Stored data

-----

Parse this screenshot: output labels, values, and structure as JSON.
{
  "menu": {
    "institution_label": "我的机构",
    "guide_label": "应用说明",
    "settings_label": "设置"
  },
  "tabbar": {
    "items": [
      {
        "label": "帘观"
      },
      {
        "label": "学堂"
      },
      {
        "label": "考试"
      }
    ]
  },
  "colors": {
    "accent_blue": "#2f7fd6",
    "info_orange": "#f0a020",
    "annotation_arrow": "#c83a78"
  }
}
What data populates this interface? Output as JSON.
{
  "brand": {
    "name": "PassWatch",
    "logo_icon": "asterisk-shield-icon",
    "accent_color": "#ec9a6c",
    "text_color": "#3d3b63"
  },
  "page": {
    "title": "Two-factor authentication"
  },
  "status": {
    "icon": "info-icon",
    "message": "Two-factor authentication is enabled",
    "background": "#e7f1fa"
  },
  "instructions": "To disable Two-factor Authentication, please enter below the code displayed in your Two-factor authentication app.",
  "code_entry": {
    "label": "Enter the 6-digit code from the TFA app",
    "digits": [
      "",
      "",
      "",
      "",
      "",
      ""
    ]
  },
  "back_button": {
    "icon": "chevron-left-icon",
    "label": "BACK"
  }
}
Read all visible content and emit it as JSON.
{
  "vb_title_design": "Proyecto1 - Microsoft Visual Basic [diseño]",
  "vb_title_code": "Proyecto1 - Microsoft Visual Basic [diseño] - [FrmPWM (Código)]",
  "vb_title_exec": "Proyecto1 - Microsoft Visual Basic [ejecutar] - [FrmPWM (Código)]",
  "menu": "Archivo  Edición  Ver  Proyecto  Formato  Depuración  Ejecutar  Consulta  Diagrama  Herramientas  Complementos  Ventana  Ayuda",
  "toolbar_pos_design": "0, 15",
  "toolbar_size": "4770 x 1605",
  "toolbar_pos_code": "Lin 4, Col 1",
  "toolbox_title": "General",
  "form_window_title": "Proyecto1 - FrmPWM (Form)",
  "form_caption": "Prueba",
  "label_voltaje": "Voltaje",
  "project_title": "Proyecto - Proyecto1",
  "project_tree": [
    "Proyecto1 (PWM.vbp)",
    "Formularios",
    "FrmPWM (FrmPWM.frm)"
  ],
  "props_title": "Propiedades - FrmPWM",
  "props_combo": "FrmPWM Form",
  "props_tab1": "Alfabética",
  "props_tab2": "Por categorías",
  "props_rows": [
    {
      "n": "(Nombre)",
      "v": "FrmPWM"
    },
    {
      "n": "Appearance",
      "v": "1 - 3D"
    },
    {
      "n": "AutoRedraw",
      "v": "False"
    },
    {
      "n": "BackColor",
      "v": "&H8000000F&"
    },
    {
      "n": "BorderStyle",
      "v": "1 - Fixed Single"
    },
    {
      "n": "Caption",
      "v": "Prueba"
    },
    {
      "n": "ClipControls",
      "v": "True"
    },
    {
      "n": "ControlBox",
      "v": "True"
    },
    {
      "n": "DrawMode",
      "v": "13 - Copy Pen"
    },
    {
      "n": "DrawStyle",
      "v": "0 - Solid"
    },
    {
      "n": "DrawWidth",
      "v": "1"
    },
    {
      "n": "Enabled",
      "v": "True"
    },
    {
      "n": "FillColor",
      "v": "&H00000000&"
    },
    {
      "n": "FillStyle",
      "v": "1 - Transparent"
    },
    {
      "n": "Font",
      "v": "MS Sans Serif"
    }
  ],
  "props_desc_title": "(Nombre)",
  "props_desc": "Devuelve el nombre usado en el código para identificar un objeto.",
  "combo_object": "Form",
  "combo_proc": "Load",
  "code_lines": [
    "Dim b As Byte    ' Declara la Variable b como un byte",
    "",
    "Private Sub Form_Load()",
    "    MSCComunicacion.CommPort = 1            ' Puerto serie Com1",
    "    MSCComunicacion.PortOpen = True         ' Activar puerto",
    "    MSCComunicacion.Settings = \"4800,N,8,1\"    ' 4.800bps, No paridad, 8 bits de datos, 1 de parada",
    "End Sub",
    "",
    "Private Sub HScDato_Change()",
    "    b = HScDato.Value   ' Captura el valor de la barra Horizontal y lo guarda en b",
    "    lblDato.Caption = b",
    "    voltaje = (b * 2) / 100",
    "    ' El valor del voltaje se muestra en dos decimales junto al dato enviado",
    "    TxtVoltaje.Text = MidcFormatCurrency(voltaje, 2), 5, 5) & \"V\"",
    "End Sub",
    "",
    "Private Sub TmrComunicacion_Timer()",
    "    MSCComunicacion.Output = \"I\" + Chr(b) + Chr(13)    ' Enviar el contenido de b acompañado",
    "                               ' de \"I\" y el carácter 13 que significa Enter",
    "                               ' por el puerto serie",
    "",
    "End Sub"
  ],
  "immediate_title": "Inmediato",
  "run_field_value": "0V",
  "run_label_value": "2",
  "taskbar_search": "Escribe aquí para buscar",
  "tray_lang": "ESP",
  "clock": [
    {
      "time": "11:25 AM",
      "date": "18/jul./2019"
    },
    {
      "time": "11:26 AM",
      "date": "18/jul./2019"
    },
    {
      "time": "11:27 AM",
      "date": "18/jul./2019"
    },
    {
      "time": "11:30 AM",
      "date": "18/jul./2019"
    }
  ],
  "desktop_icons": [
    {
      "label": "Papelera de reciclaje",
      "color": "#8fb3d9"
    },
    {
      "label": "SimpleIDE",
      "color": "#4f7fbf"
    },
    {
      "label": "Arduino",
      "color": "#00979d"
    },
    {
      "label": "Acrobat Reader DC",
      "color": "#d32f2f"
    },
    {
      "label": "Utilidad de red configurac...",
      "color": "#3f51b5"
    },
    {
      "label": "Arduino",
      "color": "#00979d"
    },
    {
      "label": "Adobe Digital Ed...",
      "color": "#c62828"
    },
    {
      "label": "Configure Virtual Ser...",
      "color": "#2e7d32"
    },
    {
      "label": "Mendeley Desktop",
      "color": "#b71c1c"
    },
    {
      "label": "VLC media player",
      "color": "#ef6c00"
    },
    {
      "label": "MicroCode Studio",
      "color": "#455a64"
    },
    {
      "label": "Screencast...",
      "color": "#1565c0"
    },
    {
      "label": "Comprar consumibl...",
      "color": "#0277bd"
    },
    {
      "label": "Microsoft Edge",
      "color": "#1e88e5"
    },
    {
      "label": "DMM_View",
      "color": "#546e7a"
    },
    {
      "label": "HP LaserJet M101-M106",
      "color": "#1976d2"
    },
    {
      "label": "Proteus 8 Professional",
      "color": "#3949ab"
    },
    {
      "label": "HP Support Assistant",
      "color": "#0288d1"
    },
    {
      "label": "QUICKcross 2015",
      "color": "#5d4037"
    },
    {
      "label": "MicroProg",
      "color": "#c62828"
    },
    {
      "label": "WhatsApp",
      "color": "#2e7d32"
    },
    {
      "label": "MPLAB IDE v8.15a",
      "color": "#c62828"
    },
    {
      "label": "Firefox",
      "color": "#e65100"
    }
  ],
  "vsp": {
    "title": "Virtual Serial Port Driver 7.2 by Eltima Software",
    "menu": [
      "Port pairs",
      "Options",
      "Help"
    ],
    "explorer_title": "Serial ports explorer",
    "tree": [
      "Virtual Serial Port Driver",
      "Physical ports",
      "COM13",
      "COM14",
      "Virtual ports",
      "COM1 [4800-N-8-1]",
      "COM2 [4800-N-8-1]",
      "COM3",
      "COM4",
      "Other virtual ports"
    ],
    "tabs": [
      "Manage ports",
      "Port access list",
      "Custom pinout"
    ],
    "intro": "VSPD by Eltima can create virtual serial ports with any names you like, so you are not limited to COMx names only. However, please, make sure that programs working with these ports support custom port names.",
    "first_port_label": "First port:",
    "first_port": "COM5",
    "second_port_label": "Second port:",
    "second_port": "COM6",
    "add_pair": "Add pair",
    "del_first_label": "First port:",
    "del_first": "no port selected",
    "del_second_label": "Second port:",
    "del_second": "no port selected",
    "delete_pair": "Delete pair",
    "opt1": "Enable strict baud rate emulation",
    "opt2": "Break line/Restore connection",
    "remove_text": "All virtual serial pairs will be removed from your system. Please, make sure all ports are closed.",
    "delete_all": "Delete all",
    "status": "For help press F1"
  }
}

-----

- [Job]:
Report the number of lines containing the string "pairs" and add nothing to it.

- [Expected answer]:
2